>> Start RECORDS FOR THE TASK

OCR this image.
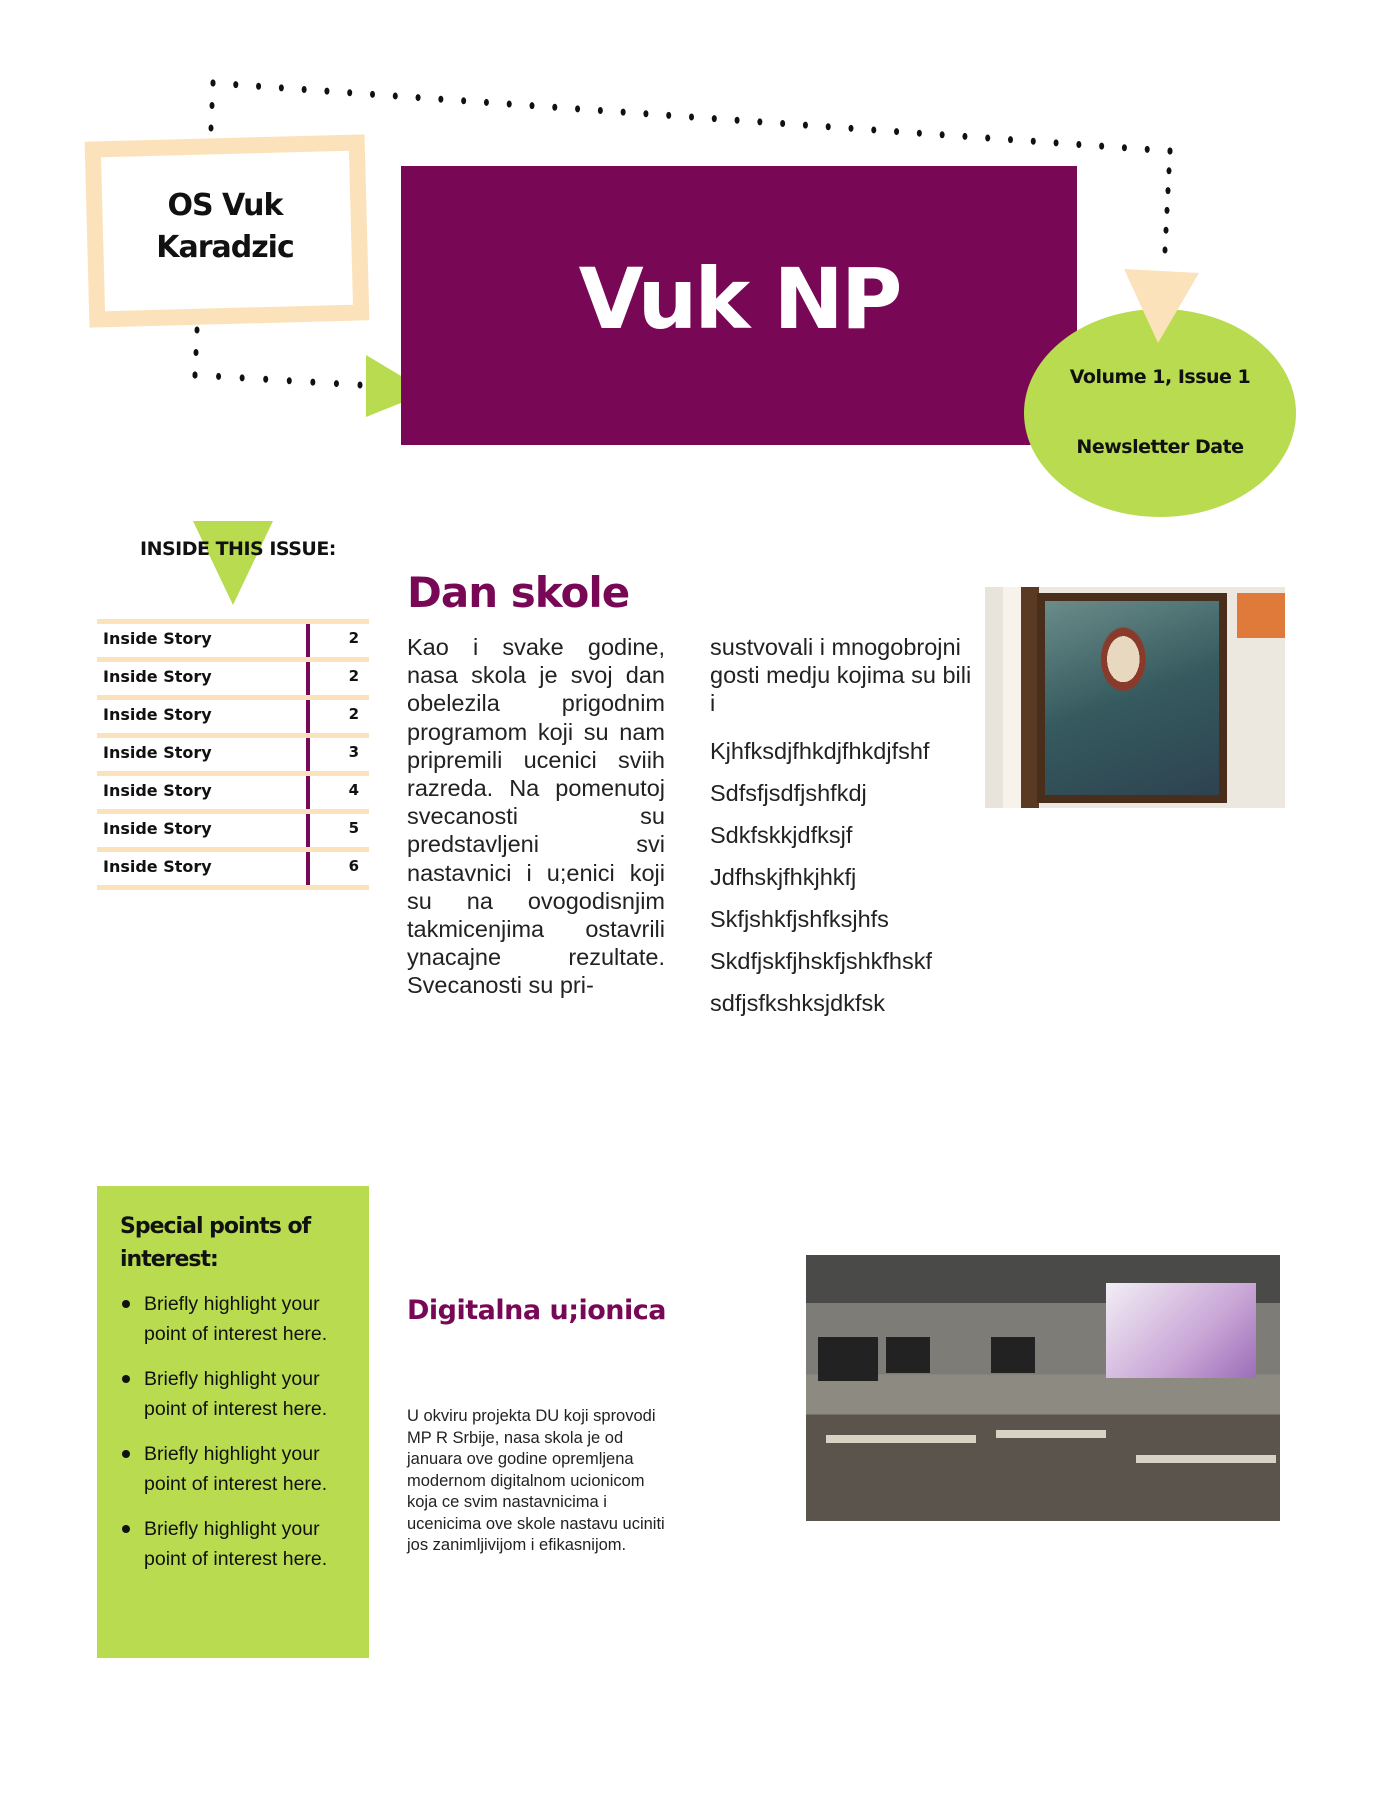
OS Vuk Karadzic
Vuk NP
Volume 1, Issue 1
Newsletter Date
INSIDE THIS ISSUE:
Inside Story	2
Inside Story	2
Inside Story	2
Inside Story	3
Inside Story	4
Inside Story	5
Inside Story	6
Dan skole
Kao i svake godine, nasa skola je svoj dan obelezila prigodnim programom koji su nam pripremili ucenici sviih razreda. Na pomenutoj svecanosti su predstavljeni svi nastavnici i u;enici koji su na ovogodisnjim takmicenjima ostavrili ynacajne rezultate. Svecanosti su pri-
sustvovali i mnogobrojni gosti medju kojima su bili i
Kjhfksdjfhkdjfhkdjfshf
Sdfsfjsdfjshfkdj
Sdkfskkjdfksjf
Jdfhskjfhkjhkfj
Skfjshkfjshfksjhfs
Skdfjskfjhskfjshkfhskf
sdfjsfkshksjdkfsk
Special points of interest:
Briefly highlight your point of interest here.
Briefly highlight your point of interest here.
Briefly highlight your point of interest here.
Briefly highlight your point of interest here.
Digitalna u;ionica
U okviru projekta DU koji sprovodi MP R Srbije, nasa skola je od januara ove godine opremljena modernom digitalnom ucionicom koja ce svim nastavnicima i ucenicima ove skole nastavu uciniti jos zanimljivijom i efikasnijom.
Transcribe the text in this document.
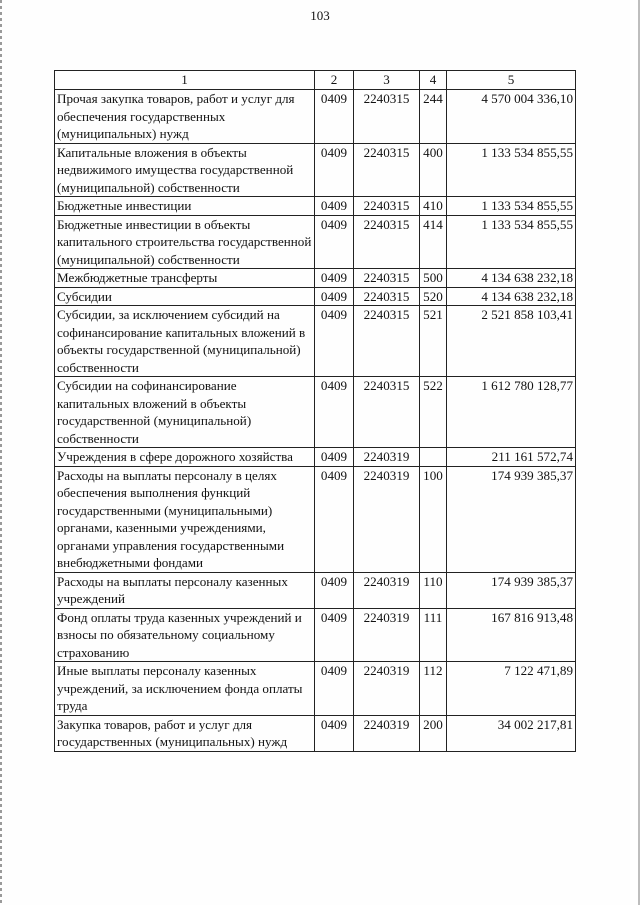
103
1	2	3	4	5
Прочая закупка товаров, работ и услуг для обеспечения государственных (муниципальных) нужд	0409	2240315	244	4 570 004 336,10
Капитальные вложения в объекты недвижимого имущества государственной (муниципальной) собственности	0409	2240315	400	1 133 534 855,55
Бюджетные инвестиции	0409	2240315	410	1 133 534 855,55
Бюджетные инвестиции в объекты капитального строительства государственной (муниципальной) собственности	0409	2240315	414	1 133 534 855,55
Межбюджетные трансферты	0409	2240315	500	4 134 638 232,18
Субсидии	0409	2240315	520	4 134 638 232,18
Субсидии, за исключением субсидий на софинансирование капитальных вложений в объекты государственной (муниципальной) собственности	0409	2240315	521	2 521 858 103,41
Субсидии на софинансирование капитальных вложений в объекты государственной (муниципальной) собственности	0409	2240315	522	1 612 780 128,77
Учреждения в сфере дорожного хозяйства	0409	2240319		211 161 572,74
Расходы на выплаты персоналу в целях обеспечения выполнения функций государственными (муниципальными) органами, казенными учреждениями, органами управления государственными внебюджетными фондами	0409	2240319	100	174 939 385,37
Расходы на выплаты персоналу казенных учреждений	0409	2240319	110	174 939 385,37
Фонд оплаты труда казенных учреждений и взносы по обязательному социальному страхованию	0409	2240319	111	167 816 913,48
Иные выплаты персоналу казенных учреждений, за исключением фонда оплаты труда	0409	2240319	112	7 122 471,89
Закупка товаров, работ и услуг для государственных (муниципальных) нужд	0409	2240319	200	34 002 217,81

>> End RECORDS FOR THE TASK

AIM: Every line above that contains the word "государственных" should be reported.

RESULT:
Прочая закупка товаров, работ и услуг для обеспечения государственных (муниципальных) нужд	0409	2240315	244	4 570 004 336,10
Закупка товаров, работ и услуг для государственных (муниципальных) нужд	0409	2240319	200	34 002 217,81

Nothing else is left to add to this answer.